EXERCISE INSTRUCTIONS
Please count the lines in the items below that contain the string "dashed", with case counting, and reply with only the number.

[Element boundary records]

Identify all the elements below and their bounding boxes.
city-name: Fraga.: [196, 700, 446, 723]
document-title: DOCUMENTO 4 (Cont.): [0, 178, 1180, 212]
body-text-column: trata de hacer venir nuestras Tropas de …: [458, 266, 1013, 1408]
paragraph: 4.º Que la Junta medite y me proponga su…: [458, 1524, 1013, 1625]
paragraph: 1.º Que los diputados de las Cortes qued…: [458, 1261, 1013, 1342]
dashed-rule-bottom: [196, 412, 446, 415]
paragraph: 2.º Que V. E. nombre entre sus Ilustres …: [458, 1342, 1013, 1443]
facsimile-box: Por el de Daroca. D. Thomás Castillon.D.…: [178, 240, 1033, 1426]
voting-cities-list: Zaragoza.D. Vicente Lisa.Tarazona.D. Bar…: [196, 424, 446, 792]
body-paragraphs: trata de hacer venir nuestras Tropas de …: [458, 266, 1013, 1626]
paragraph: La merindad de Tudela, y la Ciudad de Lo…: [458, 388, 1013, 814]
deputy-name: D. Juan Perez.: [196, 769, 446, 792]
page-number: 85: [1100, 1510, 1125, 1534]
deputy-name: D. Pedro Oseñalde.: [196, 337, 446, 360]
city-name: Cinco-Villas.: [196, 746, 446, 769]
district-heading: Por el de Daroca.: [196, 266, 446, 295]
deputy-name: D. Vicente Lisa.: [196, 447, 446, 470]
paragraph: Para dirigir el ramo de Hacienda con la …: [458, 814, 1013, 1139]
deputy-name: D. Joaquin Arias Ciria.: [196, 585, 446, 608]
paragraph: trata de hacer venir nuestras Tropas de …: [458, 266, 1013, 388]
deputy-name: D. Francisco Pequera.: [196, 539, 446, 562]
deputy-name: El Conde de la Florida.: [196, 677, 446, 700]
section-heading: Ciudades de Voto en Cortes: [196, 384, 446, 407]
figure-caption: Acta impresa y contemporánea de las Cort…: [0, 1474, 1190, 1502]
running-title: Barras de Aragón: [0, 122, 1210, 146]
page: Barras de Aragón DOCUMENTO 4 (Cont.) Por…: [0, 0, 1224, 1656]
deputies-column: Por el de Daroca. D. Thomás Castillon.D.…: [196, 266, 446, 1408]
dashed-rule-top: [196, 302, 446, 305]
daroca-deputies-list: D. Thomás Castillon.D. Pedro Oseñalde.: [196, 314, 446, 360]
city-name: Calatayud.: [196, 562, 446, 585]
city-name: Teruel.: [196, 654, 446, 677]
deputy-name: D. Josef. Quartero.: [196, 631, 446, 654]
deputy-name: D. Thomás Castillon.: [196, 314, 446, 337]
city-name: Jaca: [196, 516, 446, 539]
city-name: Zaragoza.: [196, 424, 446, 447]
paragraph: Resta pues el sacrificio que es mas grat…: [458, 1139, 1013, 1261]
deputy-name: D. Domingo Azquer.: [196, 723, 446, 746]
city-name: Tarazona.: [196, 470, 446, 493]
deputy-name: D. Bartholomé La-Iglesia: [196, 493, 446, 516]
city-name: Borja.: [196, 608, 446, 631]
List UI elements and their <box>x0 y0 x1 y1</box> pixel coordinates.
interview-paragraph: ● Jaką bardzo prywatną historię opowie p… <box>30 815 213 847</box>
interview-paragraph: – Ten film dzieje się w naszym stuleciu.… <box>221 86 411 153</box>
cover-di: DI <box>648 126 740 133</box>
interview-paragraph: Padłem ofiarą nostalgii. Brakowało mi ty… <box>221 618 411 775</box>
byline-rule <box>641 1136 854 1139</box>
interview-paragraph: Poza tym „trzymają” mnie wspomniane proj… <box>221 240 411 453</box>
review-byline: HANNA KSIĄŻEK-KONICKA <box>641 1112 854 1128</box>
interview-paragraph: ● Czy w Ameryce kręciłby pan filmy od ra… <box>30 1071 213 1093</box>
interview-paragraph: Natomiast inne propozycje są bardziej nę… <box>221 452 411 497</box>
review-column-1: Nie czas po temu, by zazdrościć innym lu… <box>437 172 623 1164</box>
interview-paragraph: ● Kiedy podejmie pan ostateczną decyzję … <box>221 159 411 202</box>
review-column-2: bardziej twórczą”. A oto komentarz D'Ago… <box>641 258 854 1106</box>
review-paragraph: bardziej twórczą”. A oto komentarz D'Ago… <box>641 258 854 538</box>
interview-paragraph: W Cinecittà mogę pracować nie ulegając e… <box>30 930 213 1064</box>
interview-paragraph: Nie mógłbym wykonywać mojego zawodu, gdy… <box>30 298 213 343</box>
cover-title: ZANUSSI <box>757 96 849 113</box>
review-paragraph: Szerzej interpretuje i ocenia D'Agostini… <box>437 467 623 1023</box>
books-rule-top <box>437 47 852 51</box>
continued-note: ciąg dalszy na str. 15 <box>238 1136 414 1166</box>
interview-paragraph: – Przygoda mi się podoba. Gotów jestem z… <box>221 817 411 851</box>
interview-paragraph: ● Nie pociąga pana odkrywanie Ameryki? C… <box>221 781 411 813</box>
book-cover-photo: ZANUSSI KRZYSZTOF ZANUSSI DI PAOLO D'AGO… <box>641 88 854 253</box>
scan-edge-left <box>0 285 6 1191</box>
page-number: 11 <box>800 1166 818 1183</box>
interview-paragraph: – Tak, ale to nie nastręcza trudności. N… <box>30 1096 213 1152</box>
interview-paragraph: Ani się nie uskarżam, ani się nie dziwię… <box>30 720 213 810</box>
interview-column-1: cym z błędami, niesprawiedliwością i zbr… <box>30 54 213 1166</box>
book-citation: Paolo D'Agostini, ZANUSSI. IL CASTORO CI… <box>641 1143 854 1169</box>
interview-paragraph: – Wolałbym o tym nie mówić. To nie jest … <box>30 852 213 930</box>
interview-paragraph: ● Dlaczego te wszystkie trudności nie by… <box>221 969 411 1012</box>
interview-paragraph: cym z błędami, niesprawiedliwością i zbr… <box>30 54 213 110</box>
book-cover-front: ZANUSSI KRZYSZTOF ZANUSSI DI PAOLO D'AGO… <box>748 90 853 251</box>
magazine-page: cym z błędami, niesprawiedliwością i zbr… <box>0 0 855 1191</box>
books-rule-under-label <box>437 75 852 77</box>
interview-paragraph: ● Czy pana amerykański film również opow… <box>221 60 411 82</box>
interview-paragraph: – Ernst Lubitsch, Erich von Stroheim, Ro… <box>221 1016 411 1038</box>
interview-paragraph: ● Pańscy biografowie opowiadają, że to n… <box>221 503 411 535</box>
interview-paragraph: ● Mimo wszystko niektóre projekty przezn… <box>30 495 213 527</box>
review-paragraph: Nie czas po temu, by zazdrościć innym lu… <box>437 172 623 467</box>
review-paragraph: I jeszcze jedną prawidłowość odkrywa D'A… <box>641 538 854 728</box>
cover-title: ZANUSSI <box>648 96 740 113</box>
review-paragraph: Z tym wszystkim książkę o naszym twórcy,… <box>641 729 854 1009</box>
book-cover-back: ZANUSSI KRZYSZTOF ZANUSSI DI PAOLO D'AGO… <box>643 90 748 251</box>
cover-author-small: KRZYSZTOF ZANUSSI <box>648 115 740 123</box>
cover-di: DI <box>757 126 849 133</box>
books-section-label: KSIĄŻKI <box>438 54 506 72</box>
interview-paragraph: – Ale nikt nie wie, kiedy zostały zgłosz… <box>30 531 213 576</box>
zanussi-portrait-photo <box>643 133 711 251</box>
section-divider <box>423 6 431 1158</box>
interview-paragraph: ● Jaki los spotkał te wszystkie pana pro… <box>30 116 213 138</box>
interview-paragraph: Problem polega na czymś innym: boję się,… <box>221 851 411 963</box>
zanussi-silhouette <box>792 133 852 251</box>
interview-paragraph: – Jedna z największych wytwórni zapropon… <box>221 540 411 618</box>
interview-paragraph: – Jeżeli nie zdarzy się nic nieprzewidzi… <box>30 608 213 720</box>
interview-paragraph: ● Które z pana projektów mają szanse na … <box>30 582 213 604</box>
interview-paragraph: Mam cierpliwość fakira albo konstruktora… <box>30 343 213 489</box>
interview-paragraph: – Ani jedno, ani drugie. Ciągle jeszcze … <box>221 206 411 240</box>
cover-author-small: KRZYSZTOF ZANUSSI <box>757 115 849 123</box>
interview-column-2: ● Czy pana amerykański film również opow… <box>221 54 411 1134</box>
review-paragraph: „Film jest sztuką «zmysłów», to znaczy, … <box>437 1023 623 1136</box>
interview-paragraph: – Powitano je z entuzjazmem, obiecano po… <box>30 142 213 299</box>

RESULT
2